Stored data
________________________________________

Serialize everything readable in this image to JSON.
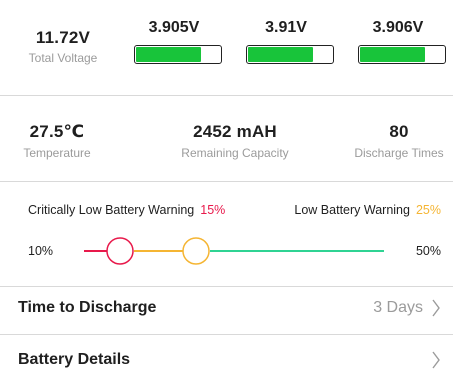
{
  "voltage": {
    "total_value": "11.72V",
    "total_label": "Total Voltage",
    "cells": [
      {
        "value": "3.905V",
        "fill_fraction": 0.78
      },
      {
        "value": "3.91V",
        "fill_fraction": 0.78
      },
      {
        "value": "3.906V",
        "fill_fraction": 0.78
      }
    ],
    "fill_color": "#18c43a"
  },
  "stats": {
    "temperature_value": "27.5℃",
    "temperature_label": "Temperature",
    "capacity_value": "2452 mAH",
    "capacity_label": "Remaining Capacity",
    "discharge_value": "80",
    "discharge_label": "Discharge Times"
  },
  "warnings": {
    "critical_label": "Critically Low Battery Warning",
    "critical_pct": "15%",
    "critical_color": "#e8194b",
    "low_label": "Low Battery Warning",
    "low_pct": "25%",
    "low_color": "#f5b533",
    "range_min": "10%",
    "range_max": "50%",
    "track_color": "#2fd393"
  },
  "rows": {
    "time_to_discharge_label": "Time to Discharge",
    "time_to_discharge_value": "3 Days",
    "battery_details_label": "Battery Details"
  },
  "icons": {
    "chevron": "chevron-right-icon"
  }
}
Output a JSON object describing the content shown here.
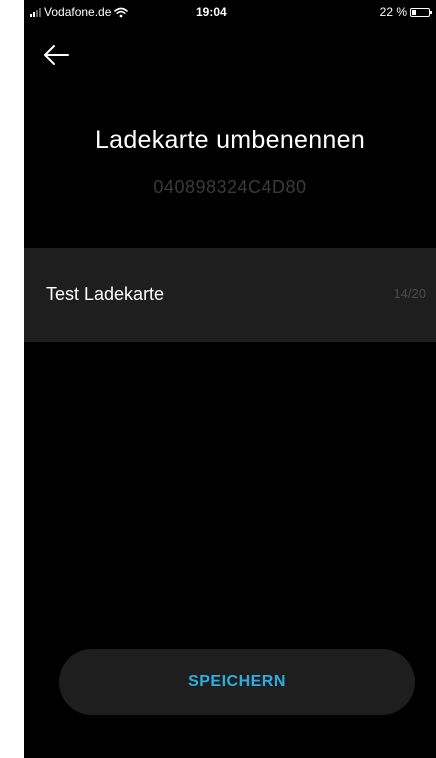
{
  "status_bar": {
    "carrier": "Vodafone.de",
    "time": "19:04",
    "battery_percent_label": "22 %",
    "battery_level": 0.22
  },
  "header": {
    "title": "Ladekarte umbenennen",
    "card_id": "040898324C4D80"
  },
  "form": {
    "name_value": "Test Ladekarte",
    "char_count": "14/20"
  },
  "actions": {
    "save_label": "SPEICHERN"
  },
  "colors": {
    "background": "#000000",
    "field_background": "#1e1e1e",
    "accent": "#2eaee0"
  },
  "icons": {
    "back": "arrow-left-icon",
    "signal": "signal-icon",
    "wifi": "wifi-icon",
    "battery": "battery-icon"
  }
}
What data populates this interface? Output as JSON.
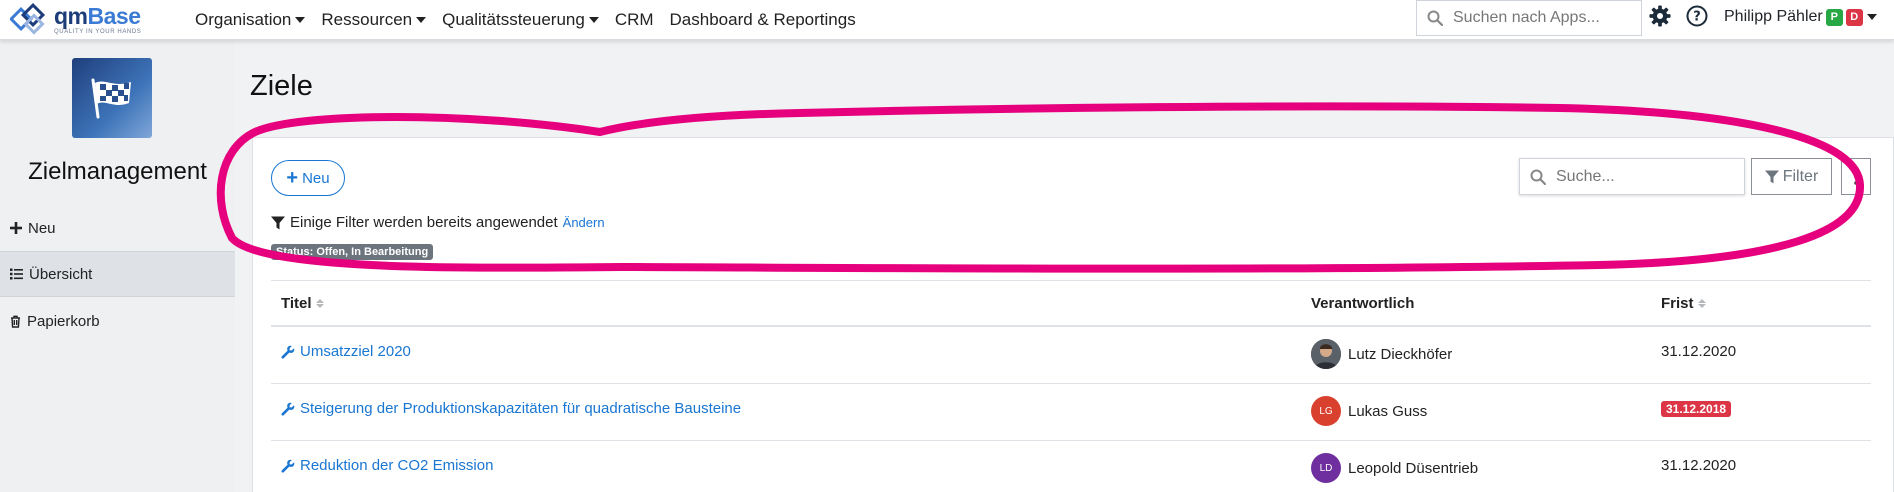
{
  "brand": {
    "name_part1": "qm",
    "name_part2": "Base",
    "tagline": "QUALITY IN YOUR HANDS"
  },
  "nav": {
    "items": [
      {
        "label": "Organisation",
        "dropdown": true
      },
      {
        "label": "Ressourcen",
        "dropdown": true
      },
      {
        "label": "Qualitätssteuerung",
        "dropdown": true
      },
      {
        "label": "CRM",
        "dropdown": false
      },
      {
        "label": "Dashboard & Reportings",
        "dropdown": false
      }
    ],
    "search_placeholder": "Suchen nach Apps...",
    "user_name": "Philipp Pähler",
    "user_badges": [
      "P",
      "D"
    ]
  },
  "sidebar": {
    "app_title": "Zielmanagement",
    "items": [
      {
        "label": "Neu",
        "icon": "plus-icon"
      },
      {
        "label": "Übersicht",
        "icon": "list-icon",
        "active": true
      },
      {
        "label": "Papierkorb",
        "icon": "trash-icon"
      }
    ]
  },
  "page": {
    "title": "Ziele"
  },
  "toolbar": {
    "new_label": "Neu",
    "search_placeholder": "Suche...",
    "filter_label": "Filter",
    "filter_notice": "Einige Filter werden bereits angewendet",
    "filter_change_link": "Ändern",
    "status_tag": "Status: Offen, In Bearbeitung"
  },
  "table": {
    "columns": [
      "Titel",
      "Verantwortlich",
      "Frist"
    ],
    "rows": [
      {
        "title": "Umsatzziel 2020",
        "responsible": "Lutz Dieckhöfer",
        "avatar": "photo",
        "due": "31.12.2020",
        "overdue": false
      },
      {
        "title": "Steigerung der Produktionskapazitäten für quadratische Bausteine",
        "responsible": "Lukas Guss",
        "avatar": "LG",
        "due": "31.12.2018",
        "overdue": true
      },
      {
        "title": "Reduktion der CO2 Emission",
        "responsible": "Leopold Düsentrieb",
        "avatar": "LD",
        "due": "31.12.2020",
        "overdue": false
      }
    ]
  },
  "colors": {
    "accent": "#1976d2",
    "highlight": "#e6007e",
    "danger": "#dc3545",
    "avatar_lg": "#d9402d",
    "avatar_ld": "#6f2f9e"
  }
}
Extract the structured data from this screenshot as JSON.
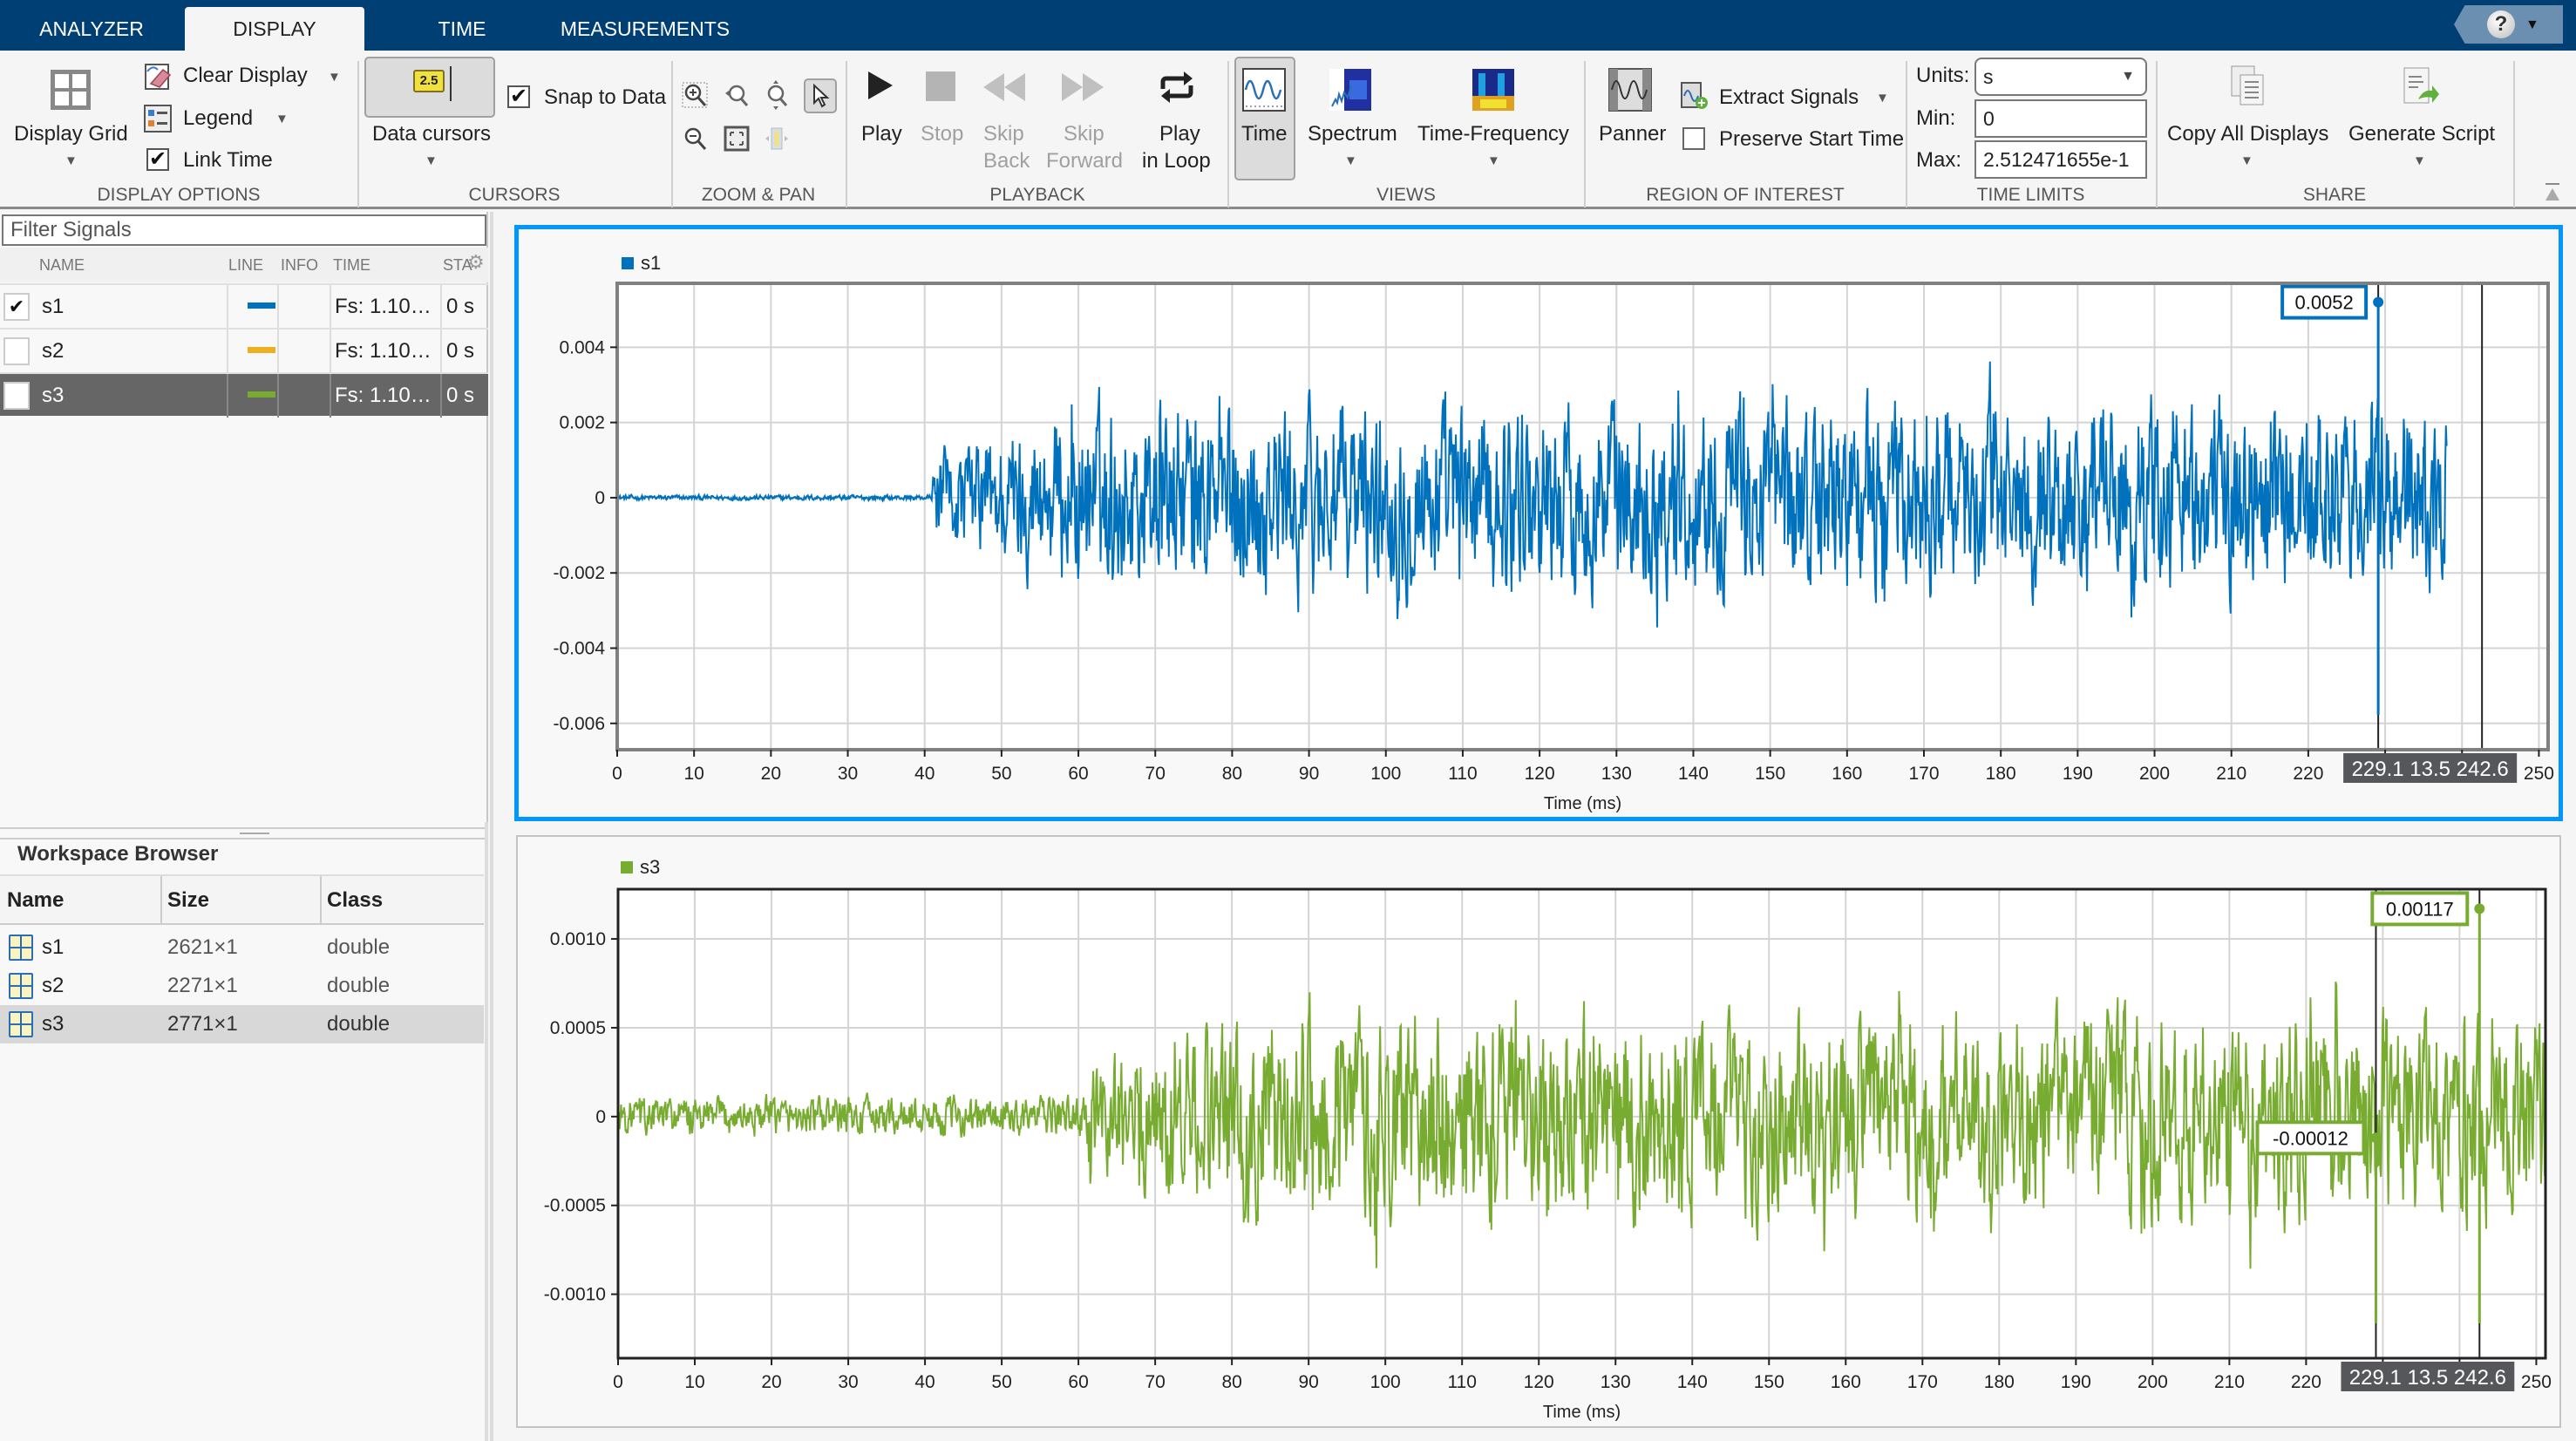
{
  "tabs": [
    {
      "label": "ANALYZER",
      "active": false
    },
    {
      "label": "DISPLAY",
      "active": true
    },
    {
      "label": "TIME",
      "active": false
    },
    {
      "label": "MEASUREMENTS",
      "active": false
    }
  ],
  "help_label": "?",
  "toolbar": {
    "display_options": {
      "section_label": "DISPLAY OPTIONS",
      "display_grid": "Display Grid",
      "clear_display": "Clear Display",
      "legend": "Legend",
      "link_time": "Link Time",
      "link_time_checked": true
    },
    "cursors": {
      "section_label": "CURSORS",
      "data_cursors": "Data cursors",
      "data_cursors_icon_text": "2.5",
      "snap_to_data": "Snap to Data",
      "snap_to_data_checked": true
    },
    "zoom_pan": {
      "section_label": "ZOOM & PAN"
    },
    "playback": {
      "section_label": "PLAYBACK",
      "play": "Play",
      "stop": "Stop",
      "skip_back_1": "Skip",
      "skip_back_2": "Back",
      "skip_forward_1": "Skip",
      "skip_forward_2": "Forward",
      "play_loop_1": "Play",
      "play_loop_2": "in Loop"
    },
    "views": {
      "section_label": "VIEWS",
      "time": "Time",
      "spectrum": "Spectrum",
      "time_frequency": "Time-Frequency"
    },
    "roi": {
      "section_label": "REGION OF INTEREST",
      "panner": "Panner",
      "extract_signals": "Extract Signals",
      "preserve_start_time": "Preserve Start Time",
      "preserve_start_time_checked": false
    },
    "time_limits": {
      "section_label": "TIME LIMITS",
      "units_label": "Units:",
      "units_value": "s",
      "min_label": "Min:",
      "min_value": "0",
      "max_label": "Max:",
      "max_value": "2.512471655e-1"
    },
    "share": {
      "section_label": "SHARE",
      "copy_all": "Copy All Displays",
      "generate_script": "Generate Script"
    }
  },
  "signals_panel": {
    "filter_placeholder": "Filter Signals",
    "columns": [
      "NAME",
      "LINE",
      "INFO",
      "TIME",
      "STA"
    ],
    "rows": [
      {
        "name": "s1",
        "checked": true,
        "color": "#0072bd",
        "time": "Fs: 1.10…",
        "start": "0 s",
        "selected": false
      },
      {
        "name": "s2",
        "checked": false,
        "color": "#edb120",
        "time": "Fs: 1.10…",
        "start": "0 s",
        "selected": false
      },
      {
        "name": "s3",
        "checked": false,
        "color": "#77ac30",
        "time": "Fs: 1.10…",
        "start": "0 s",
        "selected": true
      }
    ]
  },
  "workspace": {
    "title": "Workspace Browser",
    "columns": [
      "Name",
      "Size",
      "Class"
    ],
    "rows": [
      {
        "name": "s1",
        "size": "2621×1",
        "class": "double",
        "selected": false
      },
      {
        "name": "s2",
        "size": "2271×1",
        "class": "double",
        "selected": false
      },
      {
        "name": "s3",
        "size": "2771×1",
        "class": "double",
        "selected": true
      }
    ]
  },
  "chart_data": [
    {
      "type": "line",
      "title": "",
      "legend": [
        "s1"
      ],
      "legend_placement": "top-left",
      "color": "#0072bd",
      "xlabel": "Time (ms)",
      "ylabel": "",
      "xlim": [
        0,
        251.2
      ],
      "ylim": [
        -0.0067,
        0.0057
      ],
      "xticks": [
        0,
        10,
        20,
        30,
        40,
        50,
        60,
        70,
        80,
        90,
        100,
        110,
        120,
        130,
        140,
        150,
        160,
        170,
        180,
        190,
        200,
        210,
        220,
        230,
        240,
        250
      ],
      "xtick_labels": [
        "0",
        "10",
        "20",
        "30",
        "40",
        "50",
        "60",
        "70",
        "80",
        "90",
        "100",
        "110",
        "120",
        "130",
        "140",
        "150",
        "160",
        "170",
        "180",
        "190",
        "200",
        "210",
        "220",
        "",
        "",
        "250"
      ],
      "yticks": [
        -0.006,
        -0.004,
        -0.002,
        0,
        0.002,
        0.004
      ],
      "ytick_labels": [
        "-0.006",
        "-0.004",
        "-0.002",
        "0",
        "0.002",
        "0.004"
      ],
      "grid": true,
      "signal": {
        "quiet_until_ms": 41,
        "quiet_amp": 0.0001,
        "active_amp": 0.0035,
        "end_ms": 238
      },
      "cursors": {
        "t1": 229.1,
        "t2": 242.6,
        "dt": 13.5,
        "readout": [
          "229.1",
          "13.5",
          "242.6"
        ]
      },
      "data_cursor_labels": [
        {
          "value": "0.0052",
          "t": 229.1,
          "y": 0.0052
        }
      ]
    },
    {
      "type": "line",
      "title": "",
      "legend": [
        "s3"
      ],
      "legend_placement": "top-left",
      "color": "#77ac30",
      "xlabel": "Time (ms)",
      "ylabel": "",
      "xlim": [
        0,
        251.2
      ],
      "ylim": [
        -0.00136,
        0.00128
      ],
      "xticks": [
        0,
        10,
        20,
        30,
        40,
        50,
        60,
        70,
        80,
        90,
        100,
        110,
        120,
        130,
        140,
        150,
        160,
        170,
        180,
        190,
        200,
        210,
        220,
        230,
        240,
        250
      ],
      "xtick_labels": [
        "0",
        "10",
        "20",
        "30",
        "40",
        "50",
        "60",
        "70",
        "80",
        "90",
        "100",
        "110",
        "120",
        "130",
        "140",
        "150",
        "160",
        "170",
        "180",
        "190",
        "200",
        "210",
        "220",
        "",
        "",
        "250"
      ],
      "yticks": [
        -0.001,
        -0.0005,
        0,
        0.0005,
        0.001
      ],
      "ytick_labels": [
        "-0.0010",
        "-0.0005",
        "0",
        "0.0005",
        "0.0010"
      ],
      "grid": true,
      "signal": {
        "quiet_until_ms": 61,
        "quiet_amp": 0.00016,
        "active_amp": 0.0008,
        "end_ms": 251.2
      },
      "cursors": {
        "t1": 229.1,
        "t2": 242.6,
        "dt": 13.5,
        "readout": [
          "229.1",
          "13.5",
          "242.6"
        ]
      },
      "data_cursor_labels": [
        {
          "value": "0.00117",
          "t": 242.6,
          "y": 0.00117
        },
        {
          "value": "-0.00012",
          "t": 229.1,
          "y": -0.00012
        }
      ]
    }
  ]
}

________________________________________

WHAT THE TASK ASKS:
Check each line above for "this" and return the ones that have it.

REPLY TO THE TASK:
Serialize everything readable in this image to JSON.
What data populates this interface? Output as JSON.
Extract the structured data from this screenshot as JSON.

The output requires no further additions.